#### Page text:

Vol. 10 No. 2 (2022): Eco-territorialism. The bioregional perspective
Visions

The words of ecology to give territorial design a good future

Paolo Pileri
Politecnico di Milano, Department of Architecture and Urban Studies
The unrecognised importance of soil. Photo by the author.

Published 2022-12-24

Keywords

  • soil,
  • ecological education,
  • technology,
  • soil & land consumption,
  • territorialism

How to Cite

Pileri, P. (2022). The words of ecology to give territorial design a good future. Scienze Del Territorio, 10(2). https://doi.org/10.13128/sdt-14109

Abstract

A crux that urban planning has been dragging on for decades is the generalization with which it uses the words of ecology. A generalization that cannot be allowed in the face of a territorial project that is thirsty for truth about the ecosystem. The territorialist proposal, that already embraces the idea of ecological conversion by Langer, may be a possible path for the next changes. But some ghosts need to be defeated: technological blunder, ecological ignorance, administrative fragmentation, etc. Soil is the ecosystem resource denied by the urban project. But it is also the parameter through which we can monitor the effort or failure of urban planning towards the care of the territory. In Italy, land consumption is out of control and continues not to be at the center of any reform. At the same time, urban planning does not care about land consumption and, perhaps, one reason for this distraction is the profound and intimate lack of knowledge of what soil ecologically is. Making room for these words in study paths, in political training, in the updating of public and private technicians is a question that we pose as crucial for moving in the future and addressing what has now become, by dint of neglect, an urgency: the ecological and climatic crisis. More than a new anthropic civilization, an ecologization of civilization is urgent. Working on precise ecological words is a symbolic key issue.

#### Entries supplied:
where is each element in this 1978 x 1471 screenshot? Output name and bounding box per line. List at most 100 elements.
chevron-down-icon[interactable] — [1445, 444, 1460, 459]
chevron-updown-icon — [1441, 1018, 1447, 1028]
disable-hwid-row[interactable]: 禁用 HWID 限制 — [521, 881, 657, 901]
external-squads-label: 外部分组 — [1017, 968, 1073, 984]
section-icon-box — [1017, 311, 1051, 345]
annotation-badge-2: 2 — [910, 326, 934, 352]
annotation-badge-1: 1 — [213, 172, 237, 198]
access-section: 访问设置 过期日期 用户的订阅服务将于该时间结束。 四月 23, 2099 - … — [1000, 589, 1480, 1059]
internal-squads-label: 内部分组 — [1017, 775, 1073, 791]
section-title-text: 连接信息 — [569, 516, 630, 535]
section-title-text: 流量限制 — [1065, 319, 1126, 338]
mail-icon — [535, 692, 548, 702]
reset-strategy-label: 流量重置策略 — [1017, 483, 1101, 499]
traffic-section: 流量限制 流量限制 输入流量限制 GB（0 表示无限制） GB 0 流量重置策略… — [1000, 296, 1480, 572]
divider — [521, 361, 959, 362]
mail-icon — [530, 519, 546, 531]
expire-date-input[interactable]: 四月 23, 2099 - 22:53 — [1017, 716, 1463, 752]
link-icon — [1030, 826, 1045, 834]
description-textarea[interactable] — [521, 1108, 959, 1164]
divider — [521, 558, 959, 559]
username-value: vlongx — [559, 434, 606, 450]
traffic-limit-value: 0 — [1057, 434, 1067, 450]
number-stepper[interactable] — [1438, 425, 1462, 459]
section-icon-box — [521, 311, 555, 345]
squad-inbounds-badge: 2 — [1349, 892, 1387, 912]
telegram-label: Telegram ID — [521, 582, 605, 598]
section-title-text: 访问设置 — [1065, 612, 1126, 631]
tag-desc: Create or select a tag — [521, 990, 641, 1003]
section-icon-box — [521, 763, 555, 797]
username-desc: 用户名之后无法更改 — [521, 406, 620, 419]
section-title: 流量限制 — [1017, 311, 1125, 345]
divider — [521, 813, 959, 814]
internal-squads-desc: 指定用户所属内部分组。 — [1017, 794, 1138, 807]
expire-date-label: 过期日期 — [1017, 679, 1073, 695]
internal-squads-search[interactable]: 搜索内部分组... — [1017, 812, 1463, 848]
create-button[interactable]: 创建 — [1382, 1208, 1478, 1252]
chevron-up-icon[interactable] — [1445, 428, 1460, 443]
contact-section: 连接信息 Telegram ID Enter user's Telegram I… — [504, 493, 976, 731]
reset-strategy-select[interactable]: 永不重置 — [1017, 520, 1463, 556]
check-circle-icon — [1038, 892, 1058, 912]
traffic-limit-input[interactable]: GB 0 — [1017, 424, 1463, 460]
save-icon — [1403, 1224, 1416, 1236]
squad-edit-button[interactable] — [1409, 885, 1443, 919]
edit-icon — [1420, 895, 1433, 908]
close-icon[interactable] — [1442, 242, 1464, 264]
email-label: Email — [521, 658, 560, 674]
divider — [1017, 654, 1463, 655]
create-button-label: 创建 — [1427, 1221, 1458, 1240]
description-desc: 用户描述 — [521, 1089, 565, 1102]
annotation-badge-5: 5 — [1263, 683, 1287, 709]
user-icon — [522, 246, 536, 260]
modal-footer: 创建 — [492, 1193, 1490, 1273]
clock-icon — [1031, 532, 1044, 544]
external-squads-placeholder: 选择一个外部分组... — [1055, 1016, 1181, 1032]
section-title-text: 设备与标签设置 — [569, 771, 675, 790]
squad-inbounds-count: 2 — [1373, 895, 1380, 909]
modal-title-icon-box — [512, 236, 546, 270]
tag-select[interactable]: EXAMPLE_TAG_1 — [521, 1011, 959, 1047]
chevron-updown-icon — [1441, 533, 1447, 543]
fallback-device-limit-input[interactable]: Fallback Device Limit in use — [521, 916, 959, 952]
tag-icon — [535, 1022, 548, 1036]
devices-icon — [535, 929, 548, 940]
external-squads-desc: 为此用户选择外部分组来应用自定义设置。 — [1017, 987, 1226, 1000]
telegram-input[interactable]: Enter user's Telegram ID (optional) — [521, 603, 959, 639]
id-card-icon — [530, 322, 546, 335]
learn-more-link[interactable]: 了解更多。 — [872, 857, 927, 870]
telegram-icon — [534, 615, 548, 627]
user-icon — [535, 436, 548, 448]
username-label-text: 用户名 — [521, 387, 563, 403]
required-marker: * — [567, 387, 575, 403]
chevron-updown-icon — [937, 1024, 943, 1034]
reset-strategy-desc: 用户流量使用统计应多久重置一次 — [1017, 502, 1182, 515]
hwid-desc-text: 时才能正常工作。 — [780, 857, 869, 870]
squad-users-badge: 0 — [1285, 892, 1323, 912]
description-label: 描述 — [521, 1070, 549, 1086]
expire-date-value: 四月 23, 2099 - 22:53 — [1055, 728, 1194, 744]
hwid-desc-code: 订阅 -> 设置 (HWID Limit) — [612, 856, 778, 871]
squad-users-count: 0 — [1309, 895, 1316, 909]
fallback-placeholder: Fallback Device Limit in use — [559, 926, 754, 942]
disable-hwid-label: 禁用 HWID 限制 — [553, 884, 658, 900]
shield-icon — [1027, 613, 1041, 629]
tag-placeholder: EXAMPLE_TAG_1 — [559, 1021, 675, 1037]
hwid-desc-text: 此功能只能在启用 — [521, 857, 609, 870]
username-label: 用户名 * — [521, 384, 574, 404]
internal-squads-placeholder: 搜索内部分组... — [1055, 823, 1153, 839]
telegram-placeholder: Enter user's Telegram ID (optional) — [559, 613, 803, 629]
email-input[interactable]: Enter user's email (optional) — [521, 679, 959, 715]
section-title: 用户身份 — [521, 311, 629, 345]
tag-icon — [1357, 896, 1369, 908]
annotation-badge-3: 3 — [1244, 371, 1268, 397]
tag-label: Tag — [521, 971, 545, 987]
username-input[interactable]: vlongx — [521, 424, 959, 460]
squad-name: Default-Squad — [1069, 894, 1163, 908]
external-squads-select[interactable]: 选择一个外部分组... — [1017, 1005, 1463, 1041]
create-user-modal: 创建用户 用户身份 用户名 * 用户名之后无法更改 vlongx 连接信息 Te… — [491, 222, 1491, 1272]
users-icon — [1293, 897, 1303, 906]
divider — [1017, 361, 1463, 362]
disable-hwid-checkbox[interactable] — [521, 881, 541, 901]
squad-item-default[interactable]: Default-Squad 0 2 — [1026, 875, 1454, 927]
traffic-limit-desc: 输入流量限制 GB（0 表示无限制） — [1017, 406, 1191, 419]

#### Required tasks:
1 > Decide whether each statement below agrees with the article page: (a) the piece was published in 2022; (b) land consumption in Italy is under control; (c) the territorialist proposal embraces the idea of ecological conversion by Langer. For each, answer yes or no and quote the deciding words.
2 > List every keyword given on the article page.
3 > Repeat the part of the article page starting with "Vol. 10 No." and going on through "by the author.".

#### Solution set:
1 >
(a) Yes: "Published 2022-12-24"
(b) No: "In Italy, land consumption is out of control"
(c) Yes: "The territorialist proposal, that already embraces the idea of ecological conversion by Langer"

2 >
soil
ecological education
technology
soil & land consumption
territorialism

3 >
Vol. 10 No. 2 (2022): Eco-territorialism. The bioregional perspective
Visions

The words of ecology to give territorial design a good future

Paolo Pileri
Politecnico di Milano, Department of Architecture and Urban Studies
The unrecognised importance of soil. Photo by the author.